BEGIN Document excerpt

INNOVATIVE DOOR DESIGN FOR REFRIGERATED DISPLAY CABINET AND EXPERIMENTAL INVESTIGATION OF ITS EFFECT ON PERFORMANCE

Abstract

Refrigerated display cabinet (RDC) play a critical role in the food industry in displaying products and preserving their freshness. However, the high energy consumption in these systems brings with it the need for sustainability and efficiency-oriented solutions. In this study, it was aimed to increase insulation performance and improve energy efficiency by reducing heat gains from RDC doors. For this purpose, a new door structure was designed using argon gas and plastic U-profile between the glasses instead of the air and aluminum U-profile used in the existing double-glazed system. The thermal performances of the new and existing systems were compared and the prototype was tested in accordance with the TS EN ISO 23953-2:2024 standard. The test results showed that the new door design provides a more balanced temperature distribution between the inner and outer surfaces, thus reducing heat transfer and increasing thermal insulation performance. When evaluated in terms of energy consumption, it was determined that the new design consumed 3.94% less energy compared to the existing system and provided a 3.90% improvement in the Energy Efficiency Index (EEI) value. At the same time, both systems are in the “B” energy class. In addition, the material cost of the new design has decreased by 1.3%, while the production time has been shortened by 65.66%. As a result, the improved door design provides a significant improvement in economic and environmental terms by reducing energy consumption.

END Document excerpt

- _Problems to solve_:
a) List every percentage figure that the cabinet door abstract reports, and state what each one measures.
b) Using the cabinet door abstract, decide whether each statement agrees with it: (i) The new door places argon gas between the glasses. (ii) The new design reached a higher energy class than the existing system. (iii) Production time went up with the new design. For each, answer yes or no and quote the deciding words.

BEGIN Supplied entries

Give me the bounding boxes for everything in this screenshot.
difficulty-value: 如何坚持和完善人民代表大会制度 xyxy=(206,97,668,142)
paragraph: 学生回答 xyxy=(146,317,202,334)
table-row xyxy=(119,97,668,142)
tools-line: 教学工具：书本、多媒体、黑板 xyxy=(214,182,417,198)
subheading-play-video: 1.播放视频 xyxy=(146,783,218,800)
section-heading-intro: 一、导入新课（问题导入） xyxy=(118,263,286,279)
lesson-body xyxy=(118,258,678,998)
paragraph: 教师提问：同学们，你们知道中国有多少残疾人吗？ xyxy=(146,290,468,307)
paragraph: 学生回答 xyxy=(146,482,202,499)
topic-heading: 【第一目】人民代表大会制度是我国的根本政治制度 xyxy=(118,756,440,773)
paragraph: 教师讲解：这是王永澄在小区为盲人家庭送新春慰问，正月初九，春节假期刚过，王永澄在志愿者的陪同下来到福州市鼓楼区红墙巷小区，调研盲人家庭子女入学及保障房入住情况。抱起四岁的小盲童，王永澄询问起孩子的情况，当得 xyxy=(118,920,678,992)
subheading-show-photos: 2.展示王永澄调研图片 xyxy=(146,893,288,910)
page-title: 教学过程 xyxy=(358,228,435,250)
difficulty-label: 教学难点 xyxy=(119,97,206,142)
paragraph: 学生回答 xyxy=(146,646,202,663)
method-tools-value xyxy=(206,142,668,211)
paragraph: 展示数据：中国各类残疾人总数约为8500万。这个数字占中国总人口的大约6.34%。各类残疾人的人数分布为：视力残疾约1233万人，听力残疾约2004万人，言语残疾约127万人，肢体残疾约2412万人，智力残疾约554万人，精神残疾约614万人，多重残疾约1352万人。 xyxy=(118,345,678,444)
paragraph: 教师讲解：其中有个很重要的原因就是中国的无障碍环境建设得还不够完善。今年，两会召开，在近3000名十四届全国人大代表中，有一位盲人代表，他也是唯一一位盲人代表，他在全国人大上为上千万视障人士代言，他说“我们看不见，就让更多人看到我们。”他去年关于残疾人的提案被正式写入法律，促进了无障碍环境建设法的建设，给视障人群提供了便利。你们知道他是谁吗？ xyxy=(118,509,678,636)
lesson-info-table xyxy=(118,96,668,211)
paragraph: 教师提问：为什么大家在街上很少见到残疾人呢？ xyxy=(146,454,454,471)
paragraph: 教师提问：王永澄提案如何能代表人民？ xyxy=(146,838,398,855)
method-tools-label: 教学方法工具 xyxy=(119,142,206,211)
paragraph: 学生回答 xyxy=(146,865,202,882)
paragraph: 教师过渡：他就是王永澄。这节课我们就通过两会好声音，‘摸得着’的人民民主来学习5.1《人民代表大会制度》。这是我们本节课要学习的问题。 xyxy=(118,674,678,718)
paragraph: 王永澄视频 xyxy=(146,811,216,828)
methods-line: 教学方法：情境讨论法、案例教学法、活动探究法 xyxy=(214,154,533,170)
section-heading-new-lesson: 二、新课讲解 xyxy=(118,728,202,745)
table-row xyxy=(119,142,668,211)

END Supplied entries

- _Responses_:
a)
- 3.94%: the reduction in energy consumption of the new design compared to the existing system
- 3.90%: the improvement in the Energy Efficiency Index (EEI) value
- 1.3%: the decrease in the material cost of the new design
- 65.66%: the shortening of production time

b)
(i) Yes: "a new door structure was designed using argon gas and plastic U-profile between the glasses"
(ii) No: "both systems are in the “B” energy class"
(iii) No: "the production time has been shortened by 65.66%"